==== Data to process
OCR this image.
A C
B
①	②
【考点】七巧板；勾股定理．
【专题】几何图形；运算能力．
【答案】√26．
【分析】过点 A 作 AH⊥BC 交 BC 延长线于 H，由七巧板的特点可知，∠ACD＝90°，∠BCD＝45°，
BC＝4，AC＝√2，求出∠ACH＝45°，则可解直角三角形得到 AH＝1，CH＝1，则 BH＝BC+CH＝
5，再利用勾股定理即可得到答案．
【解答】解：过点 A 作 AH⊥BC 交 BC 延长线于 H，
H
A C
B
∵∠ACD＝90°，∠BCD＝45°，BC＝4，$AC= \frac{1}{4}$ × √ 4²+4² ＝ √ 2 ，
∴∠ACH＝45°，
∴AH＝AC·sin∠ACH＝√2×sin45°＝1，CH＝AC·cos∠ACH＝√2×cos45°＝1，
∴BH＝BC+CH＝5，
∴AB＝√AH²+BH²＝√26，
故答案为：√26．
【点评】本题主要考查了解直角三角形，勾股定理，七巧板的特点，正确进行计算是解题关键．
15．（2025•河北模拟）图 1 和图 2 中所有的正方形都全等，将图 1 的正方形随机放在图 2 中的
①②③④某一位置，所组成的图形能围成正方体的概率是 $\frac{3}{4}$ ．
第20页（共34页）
========
Short exercise | Reproduce all of the entries word for word.

Worked solution |
OCR this image.
A C
B
①	②
【考点】七巧板；勾股定理．
【专题】几何图形；运算能力．
【答案】√26．
【分析】过点 A 作 AH⊥BC 交 BC 延长线于 H，由七巧板的特点可知，∠ACD＝90°，∠BCD＝45°，
BC＝4，AC＝√2，求出∠ACH＝45°，则可解直角三角形得到 AH＝1，CH＝1，则 BH＝BC+CH＝
5，再利用勾股定理即可得到答案．
【解答】解：过点 A 作 AH⊥BC 交 BC 延长线于 H，
H
A C
B
∵∠ACD＝90°，∠BCD＝45°，BC＝4，$AC= \frac{1}{4}$ × √ 4²+4² ＝ √ 2 ，
∴∠ACH＝45°，
∴AH＝AC·sin∠ACH＝√2×sin45°＝1，CH＝AC·cos∠ACH＝√2×cos45°＝1，
∴BH＝BC+CH＝5，
∴AB＝√AH²+BH²＝√26，
故答案为：√26．
【点评】本题主要考查了解直角三角形，勾股定理，七巧板的特点，正确进行计算是解题关键．
15．（2025•河北模拟）图 1 和图 2 中所有的正方形都全等，将图 1 的正方形随机放在图 2 中的
①②③④某一位置，所组成的图形能围成正方体的概率是 $\frac{3}{4}$ ．
第20页（共34页）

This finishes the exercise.